WHAT IS ASKED = Only the number is wanted: how many lines of these entries contain the word "Vehicle"?

Excerpts from a figure dataset:
▼

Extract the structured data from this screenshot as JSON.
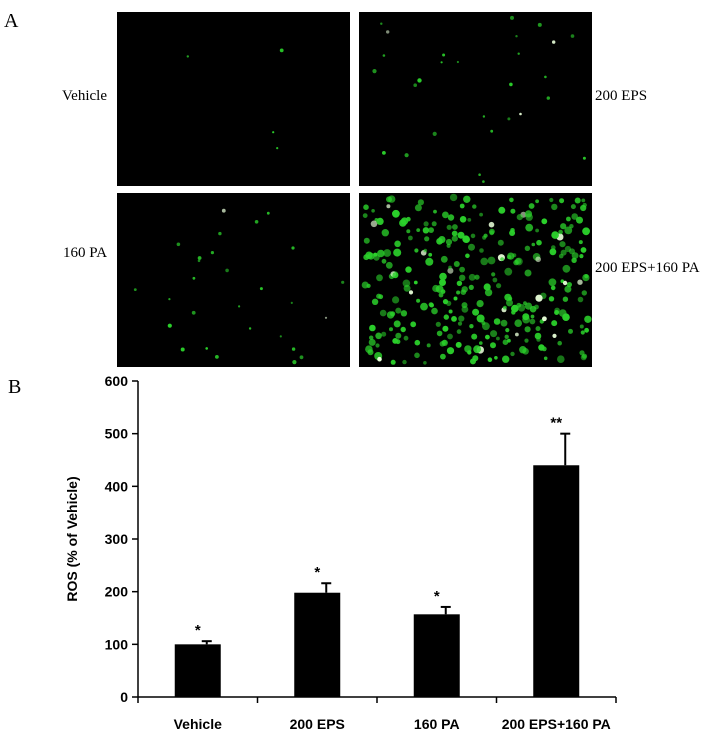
{
  "panel_a": {
    "letter": "A",
    "images": [
      {
        "label": "Vehicle",
        "cell_density": "very-low",
        "cell_color": "#2bd12b"
      },
      {
        "label": "200 EPS",
        "cell_density": "low",
        "cell_color": "#2bd12b"
      },
      {
        "label": "160 PA",
        "cell_density": "low",
        "cell_color": "#2bd12b"
      },
      {
        "label": "200 EPS+160 PA",
        "cell_density": "high",
        "cell_color": "#2bd12b"
      }
    ]
  },
  "panel_b": {
    "letter": "B"
  },
  "chart_data": {
    "type": "bar",
    "title": "",
    "xlabel": "",
    "ylabel": "ROS (% of Vehicle)",
    "categories": [
      "Vehicle",
      "200 EPS",
      "160 PA",
      "200 EPS+160 PA"
    ],
    "values": [
      100,
      198,
      157,
      440
    ],
    "errors": [
      6,
      18,
      14,
      60
    ],
    "significance": [
      "*",
      "*",
      "*",
      "**"
    ],
    "ylim": [
      0,
      600
    ],
    "yticks": [
      "0",
      "100",
      "200",
      "300",
      "400",
      "500",
      "600"
    ],
    "bar_color": "#000000",
    "grid": false,
    "legend": "none"
  }
}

▲

IN RESPONSE = 3